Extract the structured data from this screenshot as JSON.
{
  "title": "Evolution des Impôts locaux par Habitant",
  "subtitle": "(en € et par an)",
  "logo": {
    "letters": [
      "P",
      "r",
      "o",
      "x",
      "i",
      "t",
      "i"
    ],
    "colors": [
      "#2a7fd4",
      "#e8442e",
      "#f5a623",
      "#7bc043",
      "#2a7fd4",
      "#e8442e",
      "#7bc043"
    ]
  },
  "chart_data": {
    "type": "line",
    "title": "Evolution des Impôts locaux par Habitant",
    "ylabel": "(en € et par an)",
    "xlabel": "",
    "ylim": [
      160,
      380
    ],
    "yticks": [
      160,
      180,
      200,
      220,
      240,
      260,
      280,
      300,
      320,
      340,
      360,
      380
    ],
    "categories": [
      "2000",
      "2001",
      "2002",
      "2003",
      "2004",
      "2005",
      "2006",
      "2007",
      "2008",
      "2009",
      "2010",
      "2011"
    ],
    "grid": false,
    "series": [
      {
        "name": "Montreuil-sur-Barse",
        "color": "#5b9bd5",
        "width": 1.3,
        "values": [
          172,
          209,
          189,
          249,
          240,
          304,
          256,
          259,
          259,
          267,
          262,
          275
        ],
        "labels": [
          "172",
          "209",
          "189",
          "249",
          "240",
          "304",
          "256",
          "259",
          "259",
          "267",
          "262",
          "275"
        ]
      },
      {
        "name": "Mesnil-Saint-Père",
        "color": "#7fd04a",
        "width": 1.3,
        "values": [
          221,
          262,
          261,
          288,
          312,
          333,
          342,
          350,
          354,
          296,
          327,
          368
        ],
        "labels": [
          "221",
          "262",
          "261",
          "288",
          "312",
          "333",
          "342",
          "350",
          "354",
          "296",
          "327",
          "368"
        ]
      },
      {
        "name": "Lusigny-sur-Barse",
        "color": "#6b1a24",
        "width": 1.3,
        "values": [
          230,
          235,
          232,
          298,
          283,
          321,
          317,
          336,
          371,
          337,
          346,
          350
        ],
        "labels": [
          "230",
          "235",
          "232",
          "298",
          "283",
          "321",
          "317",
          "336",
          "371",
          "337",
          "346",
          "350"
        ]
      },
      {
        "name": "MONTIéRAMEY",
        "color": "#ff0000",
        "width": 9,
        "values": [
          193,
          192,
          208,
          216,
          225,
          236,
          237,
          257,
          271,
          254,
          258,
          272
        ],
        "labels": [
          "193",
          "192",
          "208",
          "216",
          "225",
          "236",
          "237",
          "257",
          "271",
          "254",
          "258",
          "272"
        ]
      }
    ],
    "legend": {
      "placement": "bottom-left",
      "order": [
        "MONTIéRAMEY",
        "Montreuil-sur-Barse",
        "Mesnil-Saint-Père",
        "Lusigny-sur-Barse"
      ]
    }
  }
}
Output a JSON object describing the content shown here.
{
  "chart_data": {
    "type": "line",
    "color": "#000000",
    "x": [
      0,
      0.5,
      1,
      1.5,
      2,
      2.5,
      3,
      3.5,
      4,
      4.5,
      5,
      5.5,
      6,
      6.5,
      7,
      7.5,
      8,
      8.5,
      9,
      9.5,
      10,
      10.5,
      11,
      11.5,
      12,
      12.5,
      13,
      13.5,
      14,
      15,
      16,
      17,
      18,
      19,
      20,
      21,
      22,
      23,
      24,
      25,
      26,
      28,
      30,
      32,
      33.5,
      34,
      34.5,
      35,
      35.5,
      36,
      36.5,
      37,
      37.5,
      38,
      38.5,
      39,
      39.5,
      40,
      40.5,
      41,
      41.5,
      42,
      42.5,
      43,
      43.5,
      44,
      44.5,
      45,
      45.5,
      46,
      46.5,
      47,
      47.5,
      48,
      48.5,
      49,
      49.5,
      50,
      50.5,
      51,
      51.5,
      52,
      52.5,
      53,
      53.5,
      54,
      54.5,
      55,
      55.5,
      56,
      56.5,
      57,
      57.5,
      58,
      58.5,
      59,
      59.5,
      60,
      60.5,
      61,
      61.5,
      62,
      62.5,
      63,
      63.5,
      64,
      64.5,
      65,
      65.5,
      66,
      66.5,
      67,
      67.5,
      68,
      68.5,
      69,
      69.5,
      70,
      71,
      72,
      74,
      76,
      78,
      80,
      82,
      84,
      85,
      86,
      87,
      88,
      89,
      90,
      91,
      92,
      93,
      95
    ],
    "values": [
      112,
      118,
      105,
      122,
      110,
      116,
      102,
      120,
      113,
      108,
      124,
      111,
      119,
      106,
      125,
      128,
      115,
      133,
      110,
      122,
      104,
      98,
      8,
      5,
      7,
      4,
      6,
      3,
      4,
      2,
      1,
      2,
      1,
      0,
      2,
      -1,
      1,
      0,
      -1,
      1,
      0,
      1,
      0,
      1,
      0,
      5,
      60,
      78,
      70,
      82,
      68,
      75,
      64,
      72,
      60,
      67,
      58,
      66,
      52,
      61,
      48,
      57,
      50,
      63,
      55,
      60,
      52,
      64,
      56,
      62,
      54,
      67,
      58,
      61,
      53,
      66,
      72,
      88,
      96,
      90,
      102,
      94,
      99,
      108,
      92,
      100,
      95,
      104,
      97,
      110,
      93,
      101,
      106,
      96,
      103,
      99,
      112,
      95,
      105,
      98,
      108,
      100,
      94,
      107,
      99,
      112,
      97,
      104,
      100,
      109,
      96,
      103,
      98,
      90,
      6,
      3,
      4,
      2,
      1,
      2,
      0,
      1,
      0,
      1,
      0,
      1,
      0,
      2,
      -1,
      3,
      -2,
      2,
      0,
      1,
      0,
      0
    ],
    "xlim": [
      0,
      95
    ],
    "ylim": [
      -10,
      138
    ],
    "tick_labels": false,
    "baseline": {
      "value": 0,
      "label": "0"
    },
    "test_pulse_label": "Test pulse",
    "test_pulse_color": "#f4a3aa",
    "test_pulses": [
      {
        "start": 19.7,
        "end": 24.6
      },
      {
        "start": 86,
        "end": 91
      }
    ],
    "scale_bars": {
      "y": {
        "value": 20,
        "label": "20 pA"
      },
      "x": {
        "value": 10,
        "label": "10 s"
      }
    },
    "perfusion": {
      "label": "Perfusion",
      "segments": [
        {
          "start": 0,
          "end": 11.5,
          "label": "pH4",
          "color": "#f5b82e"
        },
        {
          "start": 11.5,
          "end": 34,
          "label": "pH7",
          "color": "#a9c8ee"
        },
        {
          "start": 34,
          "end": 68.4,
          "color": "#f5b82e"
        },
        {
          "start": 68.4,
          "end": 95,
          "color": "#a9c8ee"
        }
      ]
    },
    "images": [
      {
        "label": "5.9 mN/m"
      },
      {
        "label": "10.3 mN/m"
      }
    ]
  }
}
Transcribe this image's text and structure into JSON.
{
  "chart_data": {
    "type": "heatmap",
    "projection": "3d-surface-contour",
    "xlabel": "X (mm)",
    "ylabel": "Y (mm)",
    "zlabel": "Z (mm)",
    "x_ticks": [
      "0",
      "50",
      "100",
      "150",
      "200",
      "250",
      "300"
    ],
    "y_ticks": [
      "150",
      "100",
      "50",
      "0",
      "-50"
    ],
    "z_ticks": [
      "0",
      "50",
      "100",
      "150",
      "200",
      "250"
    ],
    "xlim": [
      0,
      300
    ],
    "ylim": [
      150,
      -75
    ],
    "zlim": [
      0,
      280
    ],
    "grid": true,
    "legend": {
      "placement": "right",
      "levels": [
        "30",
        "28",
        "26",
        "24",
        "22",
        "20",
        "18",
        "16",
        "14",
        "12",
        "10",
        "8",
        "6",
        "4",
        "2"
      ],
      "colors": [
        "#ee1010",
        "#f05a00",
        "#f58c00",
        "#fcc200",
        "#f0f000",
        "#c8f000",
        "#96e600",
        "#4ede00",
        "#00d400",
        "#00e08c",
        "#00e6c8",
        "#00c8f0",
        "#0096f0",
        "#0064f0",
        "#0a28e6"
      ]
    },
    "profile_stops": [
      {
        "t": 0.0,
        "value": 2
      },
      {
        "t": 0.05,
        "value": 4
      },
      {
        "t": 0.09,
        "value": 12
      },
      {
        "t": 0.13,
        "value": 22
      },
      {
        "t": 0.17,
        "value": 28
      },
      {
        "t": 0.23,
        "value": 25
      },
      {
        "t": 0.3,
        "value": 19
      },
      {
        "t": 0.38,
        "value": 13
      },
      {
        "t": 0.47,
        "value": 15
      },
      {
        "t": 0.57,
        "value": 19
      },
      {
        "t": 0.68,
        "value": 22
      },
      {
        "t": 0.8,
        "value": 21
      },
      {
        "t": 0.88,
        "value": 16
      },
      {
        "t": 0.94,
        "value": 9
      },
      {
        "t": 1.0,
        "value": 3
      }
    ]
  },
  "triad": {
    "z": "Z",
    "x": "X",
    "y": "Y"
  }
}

(Exercise instructions)
All lines holding the word "Impôts" should be picked out and copied.

(Finished exercise)
  "title": "Evolution des Impôts locaux par Habitant",
    "title": "Evolution des Impôts locaux par Habitant",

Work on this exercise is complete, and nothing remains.